Reply with one number: the count of lines in the data that hold the string "ylabel".

— Begin —

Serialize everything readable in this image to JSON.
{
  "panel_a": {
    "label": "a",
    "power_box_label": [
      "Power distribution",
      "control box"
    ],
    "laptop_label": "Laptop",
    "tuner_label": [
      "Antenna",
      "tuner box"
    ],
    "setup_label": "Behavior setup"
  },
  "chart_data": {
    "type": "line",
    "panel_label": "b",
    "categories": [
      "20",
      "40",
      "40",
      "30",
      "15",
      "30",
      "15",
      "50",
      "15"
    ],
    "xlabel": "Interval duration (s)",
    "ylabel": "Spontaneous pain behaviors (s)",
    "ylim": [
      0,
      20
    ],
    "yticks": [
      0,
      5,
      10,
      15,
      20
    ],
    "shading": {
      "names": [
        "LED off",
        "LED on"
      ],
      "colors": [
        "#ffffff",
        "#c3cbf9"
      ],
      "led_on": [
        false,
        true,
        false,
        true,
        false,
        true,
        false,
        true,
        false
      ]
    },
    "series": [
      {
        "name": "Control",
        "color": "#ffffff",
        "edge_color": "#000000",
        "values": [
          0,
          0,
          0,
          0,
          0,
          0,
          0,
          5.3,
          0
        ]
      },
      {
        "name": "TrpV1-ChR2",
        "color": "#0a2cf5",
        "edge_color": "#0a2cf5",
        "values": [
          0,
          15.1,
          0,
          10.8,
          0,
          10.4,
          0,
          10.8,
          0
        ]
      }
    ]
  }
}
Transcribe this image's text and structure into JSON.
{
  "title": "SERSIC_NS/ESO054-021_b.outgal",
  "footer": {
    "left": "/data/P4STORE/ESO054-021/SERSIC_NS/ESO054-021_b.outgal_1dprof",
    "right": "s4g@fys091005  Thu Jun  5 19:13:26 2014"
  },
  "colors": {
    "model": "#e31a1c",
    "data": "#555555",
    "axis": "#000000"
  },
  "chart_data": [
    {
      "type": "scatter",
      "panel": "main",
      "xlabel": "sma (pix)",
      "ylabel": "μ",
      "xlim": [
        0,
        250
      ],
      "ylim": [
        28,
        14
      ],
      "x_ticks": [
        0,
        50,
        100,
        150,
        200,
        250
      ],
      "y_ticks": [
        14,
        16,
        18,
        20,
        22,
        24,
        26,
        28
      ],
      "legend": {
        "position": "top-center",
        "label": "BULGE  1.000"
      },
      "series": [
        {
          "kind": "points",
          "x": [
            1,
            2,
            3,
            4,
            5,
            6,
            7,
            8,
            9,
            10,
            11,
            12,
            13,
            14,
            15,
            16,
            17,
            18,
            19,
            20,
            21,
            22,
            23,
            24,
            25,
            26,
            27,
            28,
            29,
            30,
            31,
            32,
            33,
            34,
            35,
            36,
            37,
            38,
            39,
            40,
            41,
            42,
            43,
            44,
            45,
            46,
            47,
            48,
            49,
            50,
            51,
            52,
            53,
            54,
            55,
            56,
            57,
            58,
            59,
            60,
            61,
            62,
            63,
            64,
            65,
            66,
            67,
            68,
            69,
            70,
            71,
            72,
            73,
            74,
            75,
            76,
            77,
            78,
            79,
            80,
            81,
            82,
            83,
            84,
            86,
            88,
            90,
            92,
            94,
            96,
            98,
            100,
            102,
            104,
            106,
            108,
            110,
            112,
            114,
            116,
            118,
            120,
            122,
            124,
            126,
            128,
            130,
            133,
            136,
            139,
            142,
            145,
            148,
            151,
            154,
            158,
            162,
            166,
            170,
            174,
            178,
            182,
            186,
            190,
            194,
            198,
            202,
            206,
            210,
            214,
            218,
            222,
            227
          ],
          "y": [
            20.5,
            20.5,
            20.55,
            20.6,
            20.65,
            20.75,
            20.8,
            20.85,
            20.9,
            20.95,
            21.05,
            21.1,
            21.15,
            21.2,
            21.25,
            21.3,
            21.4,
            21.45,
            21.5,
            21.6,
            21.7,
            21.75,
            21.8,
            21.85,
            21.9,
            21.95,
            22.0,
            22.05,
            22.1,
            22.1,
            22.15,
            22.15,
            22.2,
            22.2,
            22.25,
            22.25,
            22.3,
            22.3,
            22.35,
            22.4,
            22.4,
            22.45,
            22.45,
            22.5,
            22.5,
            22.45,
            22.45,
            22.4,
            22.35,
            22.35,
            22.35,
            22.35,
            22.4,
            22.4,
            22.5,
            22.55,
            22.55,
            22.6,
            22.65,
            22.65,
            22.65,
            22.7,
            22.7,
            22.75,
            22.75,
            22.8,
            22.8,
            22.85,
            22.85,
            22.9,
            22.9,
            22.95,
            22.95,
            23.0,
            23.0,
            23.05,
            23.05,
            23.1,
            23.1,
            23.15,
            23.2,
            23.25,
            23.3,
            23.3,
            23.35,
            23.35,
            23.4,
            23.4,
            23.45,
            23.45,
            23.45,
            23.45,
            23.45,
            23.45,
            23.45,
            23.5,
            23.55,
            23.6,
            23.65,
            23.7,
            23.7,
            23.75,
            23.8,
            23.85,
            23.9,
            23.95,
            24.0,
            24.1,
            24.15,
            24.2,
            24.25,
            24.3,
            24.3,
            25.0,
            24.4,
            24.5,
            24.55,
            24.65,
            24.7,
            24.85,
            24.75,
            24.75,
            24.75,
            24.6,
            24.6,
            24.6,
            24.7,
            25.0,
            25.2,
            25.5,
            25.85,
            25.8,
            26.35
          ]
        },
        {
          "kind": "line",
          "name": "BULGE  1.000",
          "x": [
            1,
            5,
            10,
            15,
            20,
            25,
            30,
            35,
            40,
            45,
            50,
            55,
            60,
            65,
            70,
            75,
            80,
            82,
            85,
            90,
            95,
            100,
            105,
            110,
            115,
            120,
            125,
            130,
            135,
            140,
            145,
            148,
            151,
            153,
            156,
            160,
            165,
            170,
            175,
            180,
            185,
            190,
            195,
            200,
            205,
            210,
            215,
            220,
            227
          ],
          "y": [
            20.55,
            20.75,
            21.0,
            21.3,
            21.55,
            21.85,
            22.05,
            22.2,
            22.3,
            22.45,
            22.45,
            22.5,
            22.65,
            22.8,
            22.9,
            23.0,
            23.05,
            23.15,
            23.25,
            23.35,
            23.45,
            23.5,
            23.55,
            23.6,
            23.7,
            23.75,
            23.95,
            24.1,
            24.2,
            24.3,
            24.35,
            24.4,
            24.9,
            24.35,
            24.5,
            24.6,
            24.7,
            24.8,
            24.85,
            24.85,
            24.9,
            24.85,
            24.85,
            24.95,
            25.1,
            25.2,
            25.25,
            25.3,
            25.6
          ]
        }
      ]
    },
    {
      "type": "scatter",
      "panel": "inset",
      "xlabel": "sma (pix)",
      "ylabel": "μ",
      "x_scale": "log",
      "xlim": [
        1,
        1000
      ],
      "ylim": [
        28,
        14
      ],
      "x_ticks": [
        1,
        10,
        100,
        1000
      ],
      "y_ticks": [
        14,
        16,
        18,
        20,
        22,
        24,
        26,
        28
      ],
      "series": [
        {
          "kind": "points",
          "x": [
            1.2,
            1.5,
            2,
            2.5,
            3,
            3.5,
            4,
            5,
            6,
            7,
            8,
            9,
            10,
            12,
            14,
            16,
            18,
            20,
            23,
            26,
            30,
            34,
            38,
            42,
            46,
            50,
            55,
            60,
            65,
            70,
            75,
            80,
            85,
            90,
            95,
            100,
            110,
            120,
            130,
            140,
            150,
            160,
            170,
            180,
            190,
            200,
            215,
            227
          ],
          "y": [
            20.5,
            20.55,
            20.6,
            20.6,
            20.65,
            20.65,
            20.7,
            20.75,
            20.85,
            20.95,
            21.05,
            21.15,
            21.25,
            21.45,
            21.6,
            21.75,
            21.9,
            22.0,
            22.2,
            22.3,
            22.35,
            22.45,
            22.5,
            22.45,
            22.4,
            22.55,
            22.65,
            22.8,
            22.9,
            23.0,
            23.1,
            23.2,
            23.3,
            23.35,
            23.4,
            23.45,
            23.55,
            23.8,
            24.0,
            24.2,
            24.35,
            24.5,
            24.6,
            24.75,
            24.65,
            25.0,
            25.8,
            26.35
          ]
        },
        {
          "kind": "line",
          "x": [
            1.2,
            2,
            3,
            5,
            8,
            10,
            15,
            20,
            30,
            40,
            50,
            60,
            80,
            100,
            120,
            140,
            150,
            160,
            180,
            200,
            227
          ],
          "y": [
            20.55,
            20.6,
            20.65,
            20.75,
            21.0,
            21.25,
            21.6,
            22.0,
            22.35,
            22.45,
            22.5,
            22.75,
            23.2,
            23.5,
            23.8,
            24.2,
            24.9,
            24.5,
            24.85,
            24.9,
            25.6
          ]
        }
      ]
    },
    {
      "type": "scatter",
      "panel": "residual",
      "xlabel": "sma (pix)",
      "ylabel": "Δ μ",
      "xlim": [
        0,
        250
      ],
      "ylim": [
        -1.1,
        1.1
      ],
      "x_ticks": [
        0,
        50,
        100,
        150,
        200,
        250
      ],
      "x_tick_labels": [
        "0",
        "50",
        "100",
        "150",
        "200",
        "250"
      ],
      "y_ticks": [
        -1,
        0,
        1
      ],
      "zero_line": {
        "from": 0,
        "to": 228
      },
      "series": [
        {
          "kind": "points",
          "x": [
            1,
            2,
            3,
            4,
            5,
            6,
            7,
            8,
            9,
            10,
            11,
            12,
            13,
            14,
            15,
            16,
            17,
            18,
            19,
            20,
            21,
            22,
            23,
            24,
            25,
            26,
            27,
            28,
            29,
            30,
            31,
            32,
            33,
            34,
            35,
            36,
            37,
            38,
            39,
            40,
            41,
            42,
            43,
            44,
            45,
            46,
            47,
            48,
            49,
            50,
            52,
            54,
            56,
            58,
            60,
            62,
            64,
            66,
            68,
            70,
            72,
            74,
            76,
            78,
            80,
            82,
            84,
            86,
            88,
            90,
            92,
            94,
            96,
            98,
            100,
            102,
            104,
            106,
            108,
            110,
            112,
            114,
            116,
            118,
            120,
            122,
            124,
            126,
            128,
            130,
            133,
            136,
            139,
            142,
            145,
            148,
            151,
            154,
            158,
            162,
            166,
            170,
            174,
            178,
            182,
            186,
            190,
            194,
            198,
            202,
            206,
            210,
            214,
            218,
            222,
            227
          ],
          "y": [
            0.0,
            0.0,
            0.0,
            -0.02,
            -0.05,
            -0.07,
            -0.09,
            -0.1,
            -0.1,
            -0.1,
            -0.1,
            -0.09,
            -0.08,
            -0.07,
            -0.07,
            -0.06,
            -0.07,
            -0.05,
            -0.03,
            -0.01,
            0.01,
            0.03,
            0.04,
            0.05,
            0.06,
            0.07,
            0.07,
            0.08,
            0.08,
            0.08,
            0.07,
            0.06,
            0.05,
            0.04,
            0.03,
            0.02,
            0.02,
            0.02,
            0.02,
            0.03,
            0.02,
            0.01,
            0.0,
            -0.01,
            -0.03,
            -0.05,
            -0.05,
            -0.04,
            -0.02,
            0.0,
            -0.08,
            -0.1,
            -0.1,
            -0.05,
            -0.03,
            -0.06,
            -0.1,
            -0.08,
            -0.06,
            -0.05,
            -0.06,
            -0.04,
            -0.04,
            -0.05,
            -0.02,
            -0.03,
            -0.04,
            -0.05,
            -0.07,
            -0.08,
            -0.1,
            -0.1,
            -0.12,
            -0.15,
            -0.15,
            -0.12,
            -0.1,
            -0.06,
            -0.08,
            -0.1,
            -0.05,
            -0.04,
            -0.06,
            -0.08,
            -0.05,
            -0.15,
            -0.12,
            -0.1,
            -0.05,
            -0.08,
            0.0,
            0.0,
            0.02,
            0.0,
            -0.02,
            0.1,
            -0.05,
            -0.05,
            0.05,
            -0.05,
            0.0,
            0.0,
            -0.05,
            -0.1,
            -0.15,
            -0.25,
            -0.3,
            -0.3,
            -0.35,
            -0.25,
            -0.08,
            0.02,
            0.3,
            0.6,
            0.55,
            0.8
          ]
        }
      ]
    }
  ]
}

— End —

- _COMPLETE RESPONSE_
4